(Extracted data entries)

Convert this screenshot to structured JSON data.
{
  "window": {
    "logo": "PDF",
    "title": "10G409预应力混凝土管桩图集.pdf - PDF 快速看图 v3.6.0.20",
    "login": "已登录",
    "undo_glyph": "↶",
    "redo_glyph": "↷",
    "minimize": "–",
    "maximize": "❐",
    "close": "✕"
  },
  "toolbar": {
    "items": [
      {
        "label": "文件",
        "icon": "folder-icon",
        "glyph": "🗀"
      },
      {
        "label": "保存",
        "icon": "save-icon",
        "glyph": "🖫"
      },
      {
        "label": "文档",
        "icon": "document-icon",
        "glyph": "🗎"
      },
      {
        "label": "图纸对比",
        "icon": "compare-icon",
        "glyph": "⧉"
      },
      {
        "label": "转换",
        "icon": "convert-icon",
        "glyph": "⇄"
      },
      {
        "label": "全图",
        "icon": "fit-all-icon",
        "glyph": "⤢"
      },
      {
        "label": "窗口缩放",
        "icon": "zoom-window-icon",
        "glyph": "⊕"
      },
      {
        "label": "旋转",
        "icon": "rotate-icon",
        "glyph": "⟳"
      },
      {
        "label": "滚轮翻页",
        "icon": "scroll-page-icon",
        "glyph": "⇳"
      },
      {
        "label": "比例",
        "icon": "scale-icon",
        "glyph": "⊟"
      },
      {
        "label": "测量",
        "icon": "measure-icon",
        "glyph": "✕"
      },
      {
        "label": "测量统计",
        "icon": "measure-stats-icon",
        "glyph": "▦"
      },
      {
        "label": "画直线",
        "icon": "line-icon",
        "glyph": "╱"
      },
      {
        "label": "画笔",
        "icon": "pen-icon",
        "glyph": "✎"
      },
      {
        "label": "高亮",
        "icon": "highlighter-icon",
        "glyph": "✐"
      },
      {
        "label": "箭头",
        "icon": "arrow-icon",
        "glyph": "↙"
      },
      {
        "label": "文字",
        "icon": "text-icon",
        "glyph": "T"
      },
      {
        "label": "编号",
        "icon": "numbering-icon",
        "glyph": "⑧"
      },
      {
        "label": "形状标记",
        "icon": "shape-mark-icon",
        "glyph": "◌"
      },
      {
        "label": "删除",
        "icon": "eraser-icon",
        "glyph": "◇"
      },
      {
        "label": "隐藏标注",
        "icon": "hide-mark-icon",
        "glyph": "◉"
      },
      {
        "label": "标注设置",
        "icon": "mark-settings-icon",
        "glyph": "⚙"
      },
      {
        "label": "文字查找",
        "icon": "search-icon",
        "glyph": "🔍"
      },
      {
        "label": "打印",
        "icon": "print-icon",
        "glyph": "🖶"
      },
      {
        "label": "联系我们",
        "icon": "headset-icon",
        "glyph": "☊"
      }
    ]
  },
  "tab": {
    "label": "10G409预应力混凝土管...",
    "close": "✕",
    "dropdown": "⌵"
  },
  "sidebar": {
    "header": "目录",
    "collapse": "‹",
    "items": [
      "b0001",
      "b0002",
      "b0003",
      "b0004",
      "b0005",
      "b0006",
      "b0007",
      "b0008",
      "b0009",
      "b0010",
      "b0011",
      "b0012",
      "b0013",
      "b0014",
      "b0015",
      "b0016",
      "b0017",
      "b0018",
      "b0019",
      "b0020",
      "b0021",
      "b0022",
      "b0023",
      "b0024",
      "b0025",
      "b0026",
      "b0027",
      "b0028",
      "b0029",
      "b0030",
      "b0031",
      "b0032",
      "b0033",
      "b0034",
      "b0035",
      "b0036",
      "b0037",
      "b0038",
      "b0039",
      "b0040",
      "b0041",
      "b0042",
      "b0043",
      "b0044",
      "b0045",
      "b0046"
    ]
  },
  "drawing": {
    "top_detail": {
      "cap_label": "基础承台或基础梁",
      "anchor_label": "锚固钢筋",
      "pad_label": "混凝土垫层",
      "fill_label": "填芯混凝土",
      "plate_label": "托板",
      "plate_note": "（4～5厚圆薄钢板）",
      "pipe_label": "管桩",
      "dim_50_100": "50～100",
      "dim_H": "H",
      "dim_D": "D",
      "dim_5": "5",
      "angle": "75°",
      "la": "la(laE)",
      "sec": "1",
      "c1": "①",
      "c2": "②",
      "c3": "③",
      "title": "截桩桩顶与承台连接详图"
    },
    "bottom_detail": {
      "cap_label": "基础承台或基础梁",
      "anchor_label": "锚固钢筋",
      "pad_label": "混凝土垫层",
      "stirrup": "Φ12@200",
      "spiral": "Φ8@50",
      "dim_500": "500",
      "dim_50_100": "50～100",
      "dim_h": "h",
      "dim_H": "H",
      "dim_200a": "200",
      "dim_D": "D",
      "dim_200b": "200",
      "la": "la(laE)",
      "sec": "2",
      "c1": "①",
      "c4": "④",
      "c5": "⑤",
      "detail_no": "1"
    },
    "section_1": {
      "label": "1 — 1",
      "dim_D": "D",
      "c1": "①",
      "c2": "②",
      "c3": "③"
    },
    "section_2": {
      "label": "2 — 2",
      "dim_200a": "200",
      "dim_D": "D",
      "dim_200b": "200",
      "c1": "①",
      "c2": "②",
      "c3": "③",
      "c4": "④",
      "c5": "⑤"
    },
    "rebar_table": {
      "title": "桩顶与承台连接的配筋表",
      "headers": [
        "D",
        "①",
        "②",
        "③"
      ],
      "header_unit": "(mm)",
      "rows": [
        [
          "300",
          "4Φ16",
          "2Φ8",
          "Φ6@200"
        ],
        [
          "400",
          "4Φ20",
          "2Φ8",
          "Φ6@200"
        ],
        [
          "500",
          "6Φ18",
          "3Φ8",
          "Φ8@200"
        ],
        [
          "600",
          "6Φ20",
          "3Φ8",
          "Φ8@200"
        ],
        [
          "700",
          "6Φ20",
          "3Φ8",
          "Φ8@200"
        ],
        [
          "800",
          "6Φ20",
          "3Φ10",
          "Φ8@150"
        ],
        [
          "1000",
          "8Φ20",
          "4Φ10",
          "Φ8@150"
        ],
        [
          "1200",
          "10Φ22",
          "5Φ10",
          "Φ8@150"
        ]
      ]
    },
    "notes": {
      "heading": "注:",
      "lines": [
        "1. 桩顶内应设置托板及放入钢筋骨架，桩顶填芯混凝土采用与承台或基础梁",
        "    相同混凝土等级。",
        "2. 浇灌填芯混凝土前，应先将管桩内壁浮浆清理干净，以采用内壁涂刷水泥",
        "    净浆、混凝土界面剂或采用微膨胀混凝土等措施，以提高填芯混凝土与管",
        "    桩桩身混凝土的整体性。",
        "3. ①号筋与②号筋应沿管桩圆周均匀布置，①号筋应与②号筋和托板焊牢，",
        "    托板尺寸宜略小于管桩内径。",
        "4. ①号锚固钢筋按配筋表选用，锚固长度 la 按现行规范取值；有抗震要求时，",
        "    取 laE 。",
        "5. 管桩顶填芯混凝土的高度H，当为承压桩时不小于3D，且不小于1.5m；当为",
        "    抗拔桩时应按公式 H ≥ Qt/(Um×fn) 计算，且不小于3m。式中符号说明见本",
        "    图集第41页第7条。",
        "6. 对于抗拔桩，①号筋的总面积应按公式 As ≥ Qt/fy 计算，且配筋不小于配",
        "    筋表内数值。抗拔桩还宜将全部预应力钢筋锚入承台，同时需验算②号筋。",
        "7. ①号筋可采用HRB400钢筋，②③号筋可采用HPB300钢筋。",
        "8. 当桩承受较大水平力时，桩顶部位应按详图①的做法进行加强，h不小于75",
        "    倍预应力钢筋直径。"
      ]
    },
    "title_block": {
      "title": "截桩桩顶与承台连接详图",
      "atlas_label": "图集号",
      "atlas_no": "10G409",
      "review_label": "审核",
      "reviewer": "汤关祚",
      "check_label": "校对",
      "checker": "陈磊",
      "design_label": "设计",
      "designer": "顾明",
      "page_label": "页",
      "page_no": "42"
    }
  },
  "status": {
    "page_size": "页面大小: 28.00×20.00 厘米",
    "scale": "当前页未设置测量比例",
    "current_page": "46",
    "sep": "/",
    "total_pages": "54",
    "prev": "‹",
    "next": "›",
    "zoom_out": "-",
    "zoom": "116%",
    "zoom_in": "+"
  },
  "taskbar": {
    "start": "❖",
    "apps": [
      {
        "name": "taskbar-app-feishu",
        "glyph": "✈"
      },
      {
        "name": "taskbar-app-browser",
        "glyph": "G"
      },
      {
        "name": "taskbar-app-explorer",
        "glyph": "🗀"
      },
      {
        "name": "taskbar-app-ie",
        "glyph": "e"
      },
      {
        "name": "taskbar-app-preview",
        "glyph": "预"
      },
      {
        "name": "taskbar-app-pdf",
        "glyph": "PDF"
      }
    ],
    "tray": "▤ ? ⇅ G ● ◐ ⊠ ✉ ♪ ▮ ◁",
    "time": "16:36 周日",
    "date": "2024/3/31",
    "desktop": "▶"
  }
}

▸ **What the task requires**: Copy all lines from the material that hold "measure".

▸ **Response**:
        "icon": "measure-icon",
        "icon": "measure-stats-icon",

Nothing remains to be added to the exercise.